* [What to produce] Review the material and extract every line in which the word "rara" occurs.

* [Information supplied]
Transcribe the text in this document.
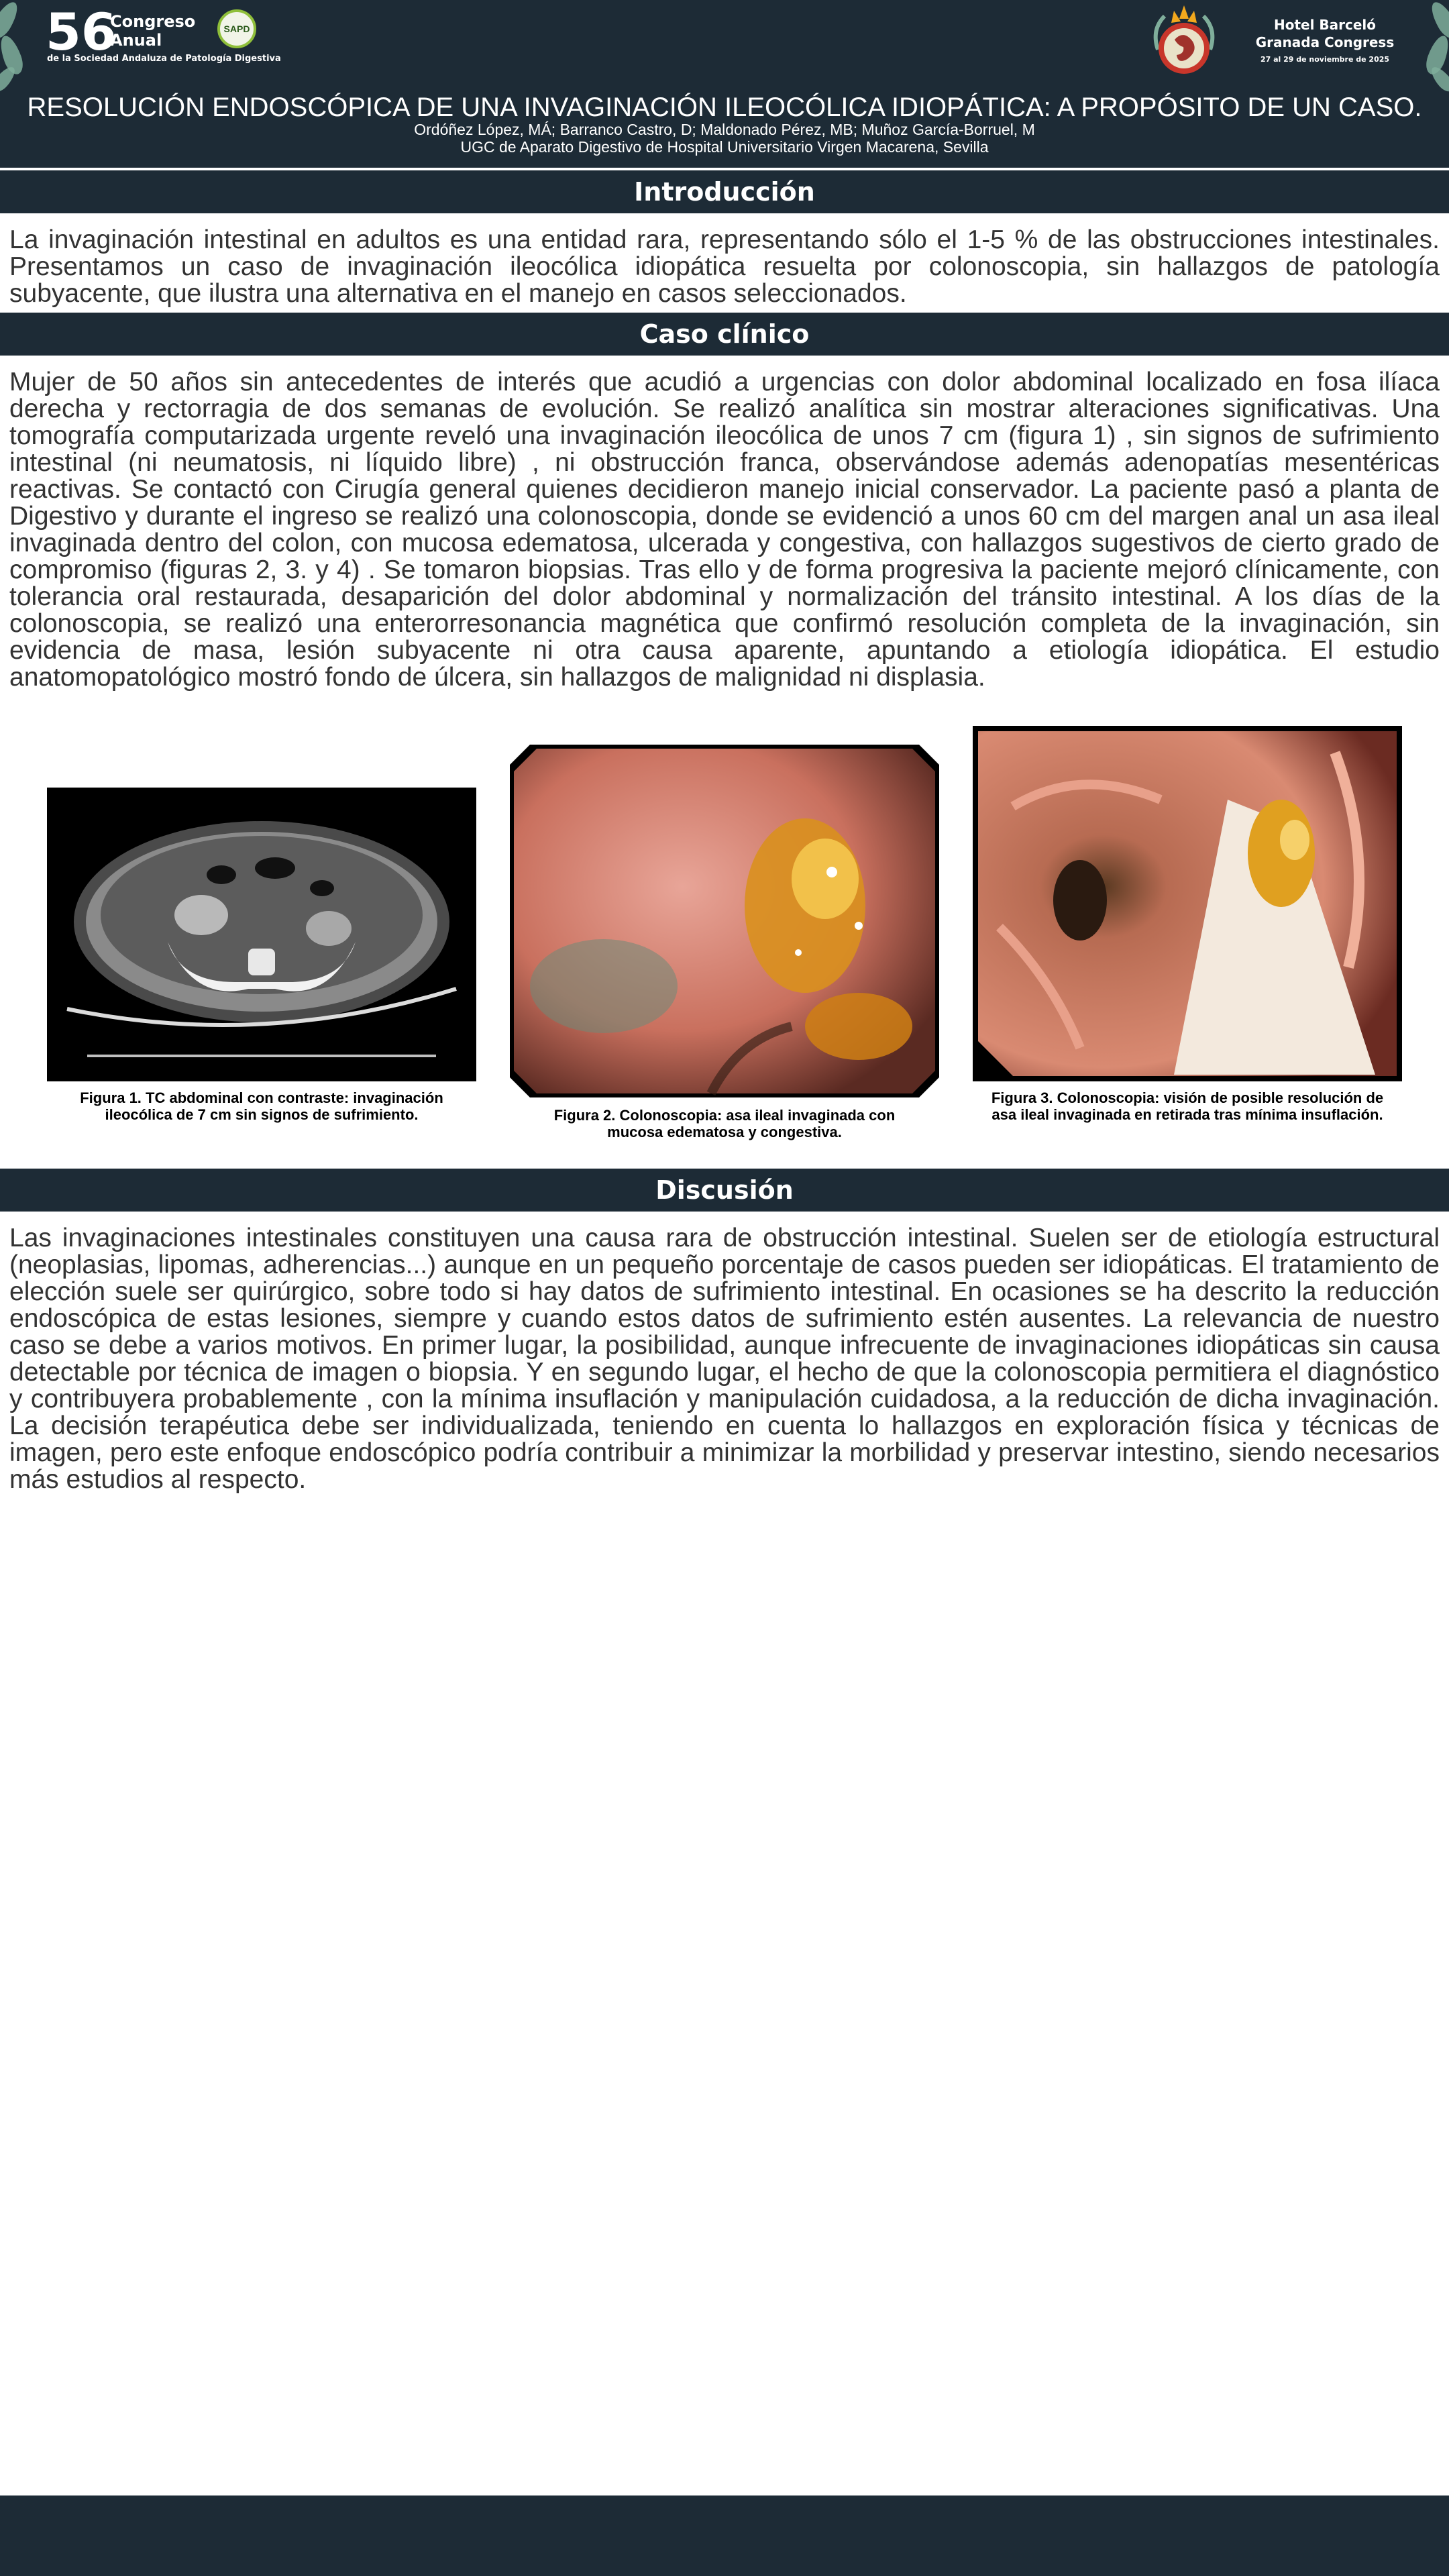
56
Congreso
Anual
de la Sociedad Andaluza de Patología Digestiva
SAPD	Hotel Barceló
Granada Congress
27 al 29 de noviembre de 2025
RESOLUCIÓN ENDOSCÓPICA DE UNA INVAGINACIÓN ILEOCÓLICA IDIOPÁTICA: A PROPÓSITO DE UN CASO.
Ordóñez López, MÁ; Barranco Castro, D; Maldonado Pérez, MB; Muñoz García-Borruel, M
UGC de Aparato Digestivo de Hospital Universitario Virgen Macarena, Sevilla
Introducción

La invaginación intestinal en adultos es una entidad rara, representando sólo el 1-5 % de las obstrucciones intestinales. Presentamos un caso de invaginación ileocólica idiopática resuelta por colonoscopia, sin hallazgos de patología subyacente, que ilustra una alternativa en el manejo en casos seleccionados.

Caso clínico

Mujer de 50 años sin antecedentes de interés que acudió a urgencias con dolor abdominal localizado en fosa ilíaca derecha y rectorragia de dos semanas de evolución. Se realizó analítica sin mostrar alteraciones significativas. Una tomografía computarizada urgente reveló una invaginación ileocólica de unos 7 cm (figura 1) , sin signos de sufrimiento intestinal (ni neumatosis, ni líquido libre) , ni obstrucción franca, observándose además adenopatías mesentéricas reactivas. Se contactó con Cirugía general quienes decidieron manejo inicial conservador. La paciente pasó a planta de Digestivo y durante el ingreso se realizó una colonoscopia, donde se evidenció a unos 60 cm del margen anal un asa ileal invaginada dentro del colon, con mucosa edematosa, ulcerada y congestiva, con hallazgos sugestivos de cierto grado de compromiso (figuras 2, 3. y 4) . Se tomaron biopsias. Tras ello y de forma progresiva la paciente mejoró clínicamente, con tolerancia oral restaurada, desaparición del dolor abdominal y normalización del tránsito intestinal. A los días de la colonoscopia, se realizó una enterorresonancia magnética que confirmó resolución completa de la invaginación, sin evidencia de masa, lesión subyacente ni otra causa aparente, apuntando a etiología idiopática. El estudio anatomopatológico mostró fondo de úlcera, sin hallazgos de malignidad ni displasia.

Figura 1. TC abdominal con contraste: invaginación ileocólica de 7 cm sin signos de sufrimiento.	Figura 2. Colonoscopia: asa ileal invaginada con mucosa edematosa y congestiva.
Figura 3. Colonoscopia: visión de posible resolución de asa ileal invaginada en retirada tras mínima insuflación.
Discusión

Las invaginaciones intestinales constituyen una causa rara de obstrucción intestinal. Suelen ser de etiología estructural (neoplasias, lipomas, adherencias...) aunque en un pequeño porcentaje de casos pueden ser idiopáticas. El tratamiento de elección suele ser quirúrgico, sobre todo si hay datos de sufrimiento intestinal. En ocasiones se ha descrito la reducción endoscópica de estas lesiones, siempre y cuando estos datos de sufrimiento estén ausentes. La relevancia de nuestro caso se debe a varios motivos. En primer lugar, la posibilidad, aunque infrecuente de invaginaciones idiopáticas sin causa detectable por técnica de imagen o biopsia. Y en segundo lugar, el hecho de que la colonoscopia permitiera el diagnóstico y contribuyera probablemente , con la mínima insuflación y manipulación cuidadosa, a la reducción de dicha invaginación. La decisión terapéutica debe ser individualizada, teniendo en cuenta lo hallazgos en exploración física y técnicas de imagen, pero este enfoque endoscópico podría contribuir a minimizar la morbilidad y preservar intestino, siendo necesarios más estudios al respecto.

* [Result below]
La invaginación intestinal en adultos es una entidad rara, representando sólo el 1-5 % de las obstrucciones intestinales. Presentamos un caso de invaginación ileocólica idiopática resuelta por colonoscopia, sin hallazgos de patología subyacente, que ilustra una alternativa en el manejo en casos seleccionados.
Las invaginaciones intestinales constituyen una causa rara de obstrucción intestinal. Suelen ser de etiología estructural (neoplasias, lipomas, adherencias...) aunque en un pequeño porcentaje de casos pueden ser idiopáticas. El tratamiento de elección suele ser quirúrgico, sobre todo si hay datos de sufrimiento intestinal. En ocasiones se ha descrito la reducción endoscópica de estas lesiones, siempre y cuando estos datos de sufrimiento estén ausentes. La relevancia de nuestro caso se debe a varios motivos. En primer lugar, la posibilidad, aunque infrecuente de invaginaciones idiopáticas sin causa detectable por técnica de imagen o biopsia. Y en segundo lugar, el hecho de que la colonoscopia permitiera el diagnóstico y contribuyera probablemente , con la mínima insuflación y manipulación cuidadosa, a la reducción de dicha invaginación. La decisión terapéutica debe ser individualizada, teniendo en cuenta lo hallazgos en exploración física y técnicas de imagen, pero este enfoque endoscópico podría contribuir a minimizar la morbilidad y preservar intestino, siendo necesarios más estudios al respecto.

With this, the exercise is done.